■ TASK TO COMPLETE: Copy out all of the material, matching it word for word.
═══ RECORDED DATA ═══
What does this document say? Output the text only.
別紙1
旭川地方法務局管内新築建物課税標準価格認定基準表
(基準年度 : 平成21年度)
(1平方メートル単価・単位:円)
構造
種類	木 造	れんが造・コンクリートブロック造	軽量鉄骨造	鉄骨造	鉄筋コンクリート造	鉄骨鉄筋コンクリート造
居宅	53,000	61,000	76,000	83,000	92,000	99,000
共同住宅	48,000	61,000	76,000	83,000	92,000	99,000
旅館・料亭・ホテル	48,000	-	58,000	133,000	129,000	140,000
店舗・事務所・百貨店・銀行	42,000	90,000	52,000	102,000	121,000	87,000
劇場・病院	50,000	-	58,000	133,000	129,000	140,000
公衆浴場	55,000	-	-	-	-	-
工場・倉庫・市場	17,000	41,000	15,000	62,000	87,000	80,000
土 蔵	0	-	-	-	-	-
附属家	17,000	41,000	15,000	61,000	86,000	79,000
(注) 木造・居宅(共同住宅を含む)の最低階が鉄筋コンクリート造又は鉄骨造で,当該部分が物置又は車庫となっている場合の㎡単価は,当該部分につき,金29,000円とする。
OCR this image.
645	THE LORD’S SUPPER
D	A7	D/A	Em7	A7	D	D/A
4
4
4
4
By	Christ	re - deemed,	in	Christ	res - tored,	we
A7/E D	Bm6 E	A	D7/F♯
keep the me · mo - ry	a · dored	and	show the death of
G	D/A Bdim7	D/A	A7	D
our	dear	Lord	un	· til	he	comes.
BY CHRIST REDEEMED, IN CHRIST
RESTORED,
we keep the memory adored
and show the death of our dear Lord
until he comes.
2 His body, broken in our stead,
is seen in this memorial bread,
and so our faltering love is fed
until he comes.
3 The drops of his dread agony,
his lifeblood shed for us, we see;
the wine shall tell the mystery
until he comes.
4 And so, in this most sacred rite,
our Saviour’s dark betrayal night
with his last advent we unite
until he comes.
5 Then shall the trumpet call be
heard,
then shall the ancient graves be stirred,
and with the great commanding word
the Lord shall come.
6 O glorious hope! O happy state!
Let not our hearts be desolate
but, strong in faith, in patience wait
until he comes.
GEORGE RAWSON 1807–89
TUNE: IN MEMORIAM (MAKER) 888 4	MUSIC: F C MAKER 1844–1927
═══
■ COMPLETE RESPONSE:
What does this document say? Output the text only.
別紙1
旭川地方法務局管内新築建物課税標準価格認定基準表
(基準年度 : 平成21年度)
(1平方メートル単価・単位:円)
構造
種類	木 造	れんが造・コンクリートブロック造	軽量鉄骨造	鉄骨造	鉄筋コンクリート造	鉄骨鉄筋コンクリート造
居宅	53,000	61,000	76,000	83,000	92,000	99,000
共同住宅	48,000	61,000	76,000	83,000	92,000	99,000
旅館・料亭・ホテル	48,000	-	58,000	133,000	129,000	140,000
店舗・事務所・百貨店・銀行	42,000	90,000	52,000	102,000	121,000	87,000
劇場・病院	50,000	-	58,000	133,000	129,000	140,000
公衆浴場	55,000	-	-	-	-	-
工場・倉庫・市場	17,000	41,000	15,000	62,000	87,000	80,000
土 蔵	0	-	-	-	-	-
附属家	17,000	41,000	15,000	61,000	86,000	79,000
(注) 木造・居宅(共同住宅を含む)の最低階が鉄筋コンクリート造又は鉄骨造で,当該部分が物置又は車庫となっている場合の㎡単価は,当該部分につき,金29,000円とする。
OCR this image.
645	THE LORD’S SUPPER
D	A7	D/A	Em7	A7	D	D/A
4
4
4
4
By	Christ	re - deemed,	in	Christ	res - tored,	we
A7/E D	Bm6 E	A	D7/F♯
keep the me · mo - ry	a · dored	and	show the death of
G	D/A Bdim7	D/A	A7	D
our	dear	Lord	un	· til	he	comes.
BY CHRIST REDEEMED, IN CHRIST
RESTORED,
we keep the memory adored
and show the death of our dear Lord
until he comes.
2 His body, broken in our stead,
is seen in this memorial bread,
and so our faltering love is fed
until he comes.
3 The drops of his dread agony,
his lifeblood shed for us, we see;
the wine shall tell the mystery
until he comes.
4 And so, in this most sacred rite,
our Saviour’s dark betrayal night
with his last advent we unite
until he comes.
5 Then shall the trumpet call be
heard,
then shall the ancient graves be stirred,
and with the great commanding word
the Lord shall come.
6 O glorious hope! O happy state!
Let not our hearts be desolate
but, strong in faith, in patience wait
until he comes.
GEORGE RAWSON 1807–89
TUNE: IN MEMORIAM (MAKER) 888 4	MUSIC: F C MAKER 1844–1927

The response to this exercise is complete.